Data provided:

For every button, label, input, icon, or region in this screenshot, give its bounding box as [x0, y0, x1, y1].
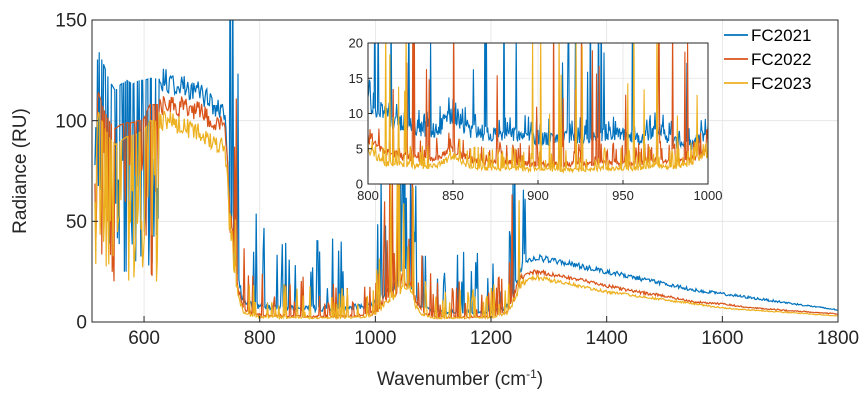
main-x-tick-label: 1800 — [817, 328, 859, 349]
main-y-tick-labels: 0 50 100 150 — [55, 11, 98, 334]
inset-x-tick-labels: 800 850 900 950 1000 — [357, 180, 722, 203]
inset-y-tick-label: 15 — [349, 71, 363, 86]
legend-label-fc2022: FC2022 — [751, 50, 811, 69]
main-x-tick-labels: 600 800 1000 1200 1400 1600 1800 — [128, 316, 859, 349]
main-y-tick-label: 100 — [55, 111, 87, 132]
main-x-tick-label: 1200 — [470, 328, 512, 349]
inset-x-tick-label: 800 — [357, 188, 379, 203]
legend: FC2021 FC2022 FC2023 — [724, 26, 811, 93]
inset-series-group — [368, 43, 708, 175]
main-y-tick-label: 150 — [55, 11, 87, 32]
inset-series-line-fc2022 — [368, 43, 708, 170]
series-line-fc2022 — [94, 92, 838, 321]
inset-y-tick-labels: 0 5 10 15 20 — [349, 36, 372, 192]
main-series-group — [94, 20, 838, 321]
x-axis-label-superscript: -1 — [526, 367, 537, 381]
inset-x-tick-label: 900 — [527, 188, 549, 203]
inset-series-line-fc2023 — [368, 43, 708, 175]
main-y-tick-label: 50 — [66, 212, 87, 233]
inset-x-tick-label: 1000 — [694, 188, 723, 203]
x-axis-label-main: Wavenumber (cm — [377, 369, 526, 390]
main-x-tick-label: 600 — [128, 328, 160, 349]
y-axis-label: Radiance (RU) — [10, 108, 31, 234]
x-axis-label: Wavenumber (cm-1) — [377, 367, 543, 390]
inset-plot-axes: 800 850 900 950 1000 0 5 10 15 20 — [349, 36, 723, 203]
main-y-tick-label: 0 — [76, 313, 87, 334]
inset-y-tick-label: 5 — [356, 141, 363, 156]
legend-label-fc2023: FC2023 — [751, 74, 811, 93]
main-x-tick-label: 1600 — [701, 328, 743, 349]
inset-x-tick-label: 850 — [442, 188, 464, 203]
main-x-tick-label: 1400 — [586, 328, 628, 349]
inset-y-tick-label: 20 — [349, 36, 363, 51]
main-plot-frame — [91, 19, 839, 323]
legend-label-fc2021: FC2021 — [751, 26, 811, 45]
inset-y-tick-label: 10 — [349, 106, 363, 121]
inset-y-tick-label: 0 — [356, 177, 363, 192]
main-x-tick-label: 800 — [244, 328, 276, 349]
x-axis-label-suffix: ) — [537, 369, 543, 390]
inset-series-line-fc2021 — [368, 43, 708, 152]
inset-x-tick-label: 950 — [612, 188, 634, 203]
main-x-tick-label: 1000 — [354, 328, 396, 349]
series-line-fc2023 — [94, 110, 838, 321]
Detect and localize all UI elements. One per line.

What is required: Could you copy out every entry above word for word, leaving out the pictures?

Task output:
For every button, label, input, icon, or region in this screenshot, give its bounding box as [x0, y0, x1, y1].
main-x-tick-label: 1800 — [817, 328, 859, 349]
main-y-tick-labels: 0 50 100 150 — [55, 11, 98, 334]
inset-x-tick-labels: 800 850 900 950 1000 — [357, 180, 722, 203]
inset-y-tick-label: 15 — [349, 71, 363, 86]
legend-label-fc2022: FC2022 — [751, 50, 811, 69]
main-x-tick-labels: 600 800 1000 1200 1400 1600 1800 — [128, 316, 859, 349]
main-y-tick-label: 100 — [55, 111, 87, 132]
main-x-tick-label: 1200 — [470, 328, 512, 349]
inset-x-tick-label: 800 — [357, 188, 379, 203]
legend: FC2021 FC2022 FC2023 — [724, 26, 811, 93]
inset-series-group — [368, 43, 708, 175]
main-y-tick-label: 150 — [55, 11, 87, 32]
inset-series-line-fc2022 — [368, 43, 708, 170]
series-line-fc2022 — [94, 92, 838, 321]
inset-y-tick-labels: 0 5 10 15 20 — [349, 36, 372, 192]
main-series-group — [94, 20, 838, 321]
x-axis-label-superscript: -1 — [526, 367, 537, 381]
inset-x-tick-label: 900 — [527, 188, 549, 203]
inset-series-line-fc2023 — [368, 43, 708, 175]
main-y-tick-label: 50 — [66, 212, 87, 233]
inset-x-tick-label: 1000 — [694, 188, 723, 203]
x-axis-label-main: Wavenumber (cm — [377, 369, 526, 390]
main-x-tick-label: 600 — [128, 328, 160, 349]
y-axis-label: Radiance (RU) — [10, 108, 31, 234]
x-axis-label: Wavenumber (cm-1) — [377, 367, 543, 390]
inset-plot-axes: 800 850 900 950 1000 0 5 10 15 20 — [349, 36, 723, 203]
main-y-tick-label: 0 — [76, 313, 87, 334]
inset-y-tick-label: 5 — [356, 141, 363, 156]
legend-label-fc2023: FC2023 — [751, 74, 811, 93]
main-x-tick-label: 1600 — [701, 328, 743, 349]
inset-x-tick-label: 850 — [442, 188, 464, 203]
main-x-tick-label: 1400 — [586, 328, 628, 349]
inset-y-tick-label: 20 — [349, 36, 363, 51]
main-plot-frame — [91, 19, 839, 323]
legend-label-fc2021: FC2021 — [751, 26, 811, 45]
inset-y-tick-label: 10 — [349, 106, 363, 121]
inset-y-tick-label: 0 — [356, 177, 363, 192]
main-x-tick-label: 800 — [244, 328, 276, 349]
x-axis-label-suffix: ) — [537, 369, 543, 390]
inset-series-line-fc2021 — [368, 43, 708, 152]
inset-x-tick-label: 950 — [612, 188, 634, 203]
main-x-tick-label: 1000 — [354, 328, 396, 349]
series-line-fc2023 — [94, 110, 838, 321]
Detect and localize all UI elements. One per line.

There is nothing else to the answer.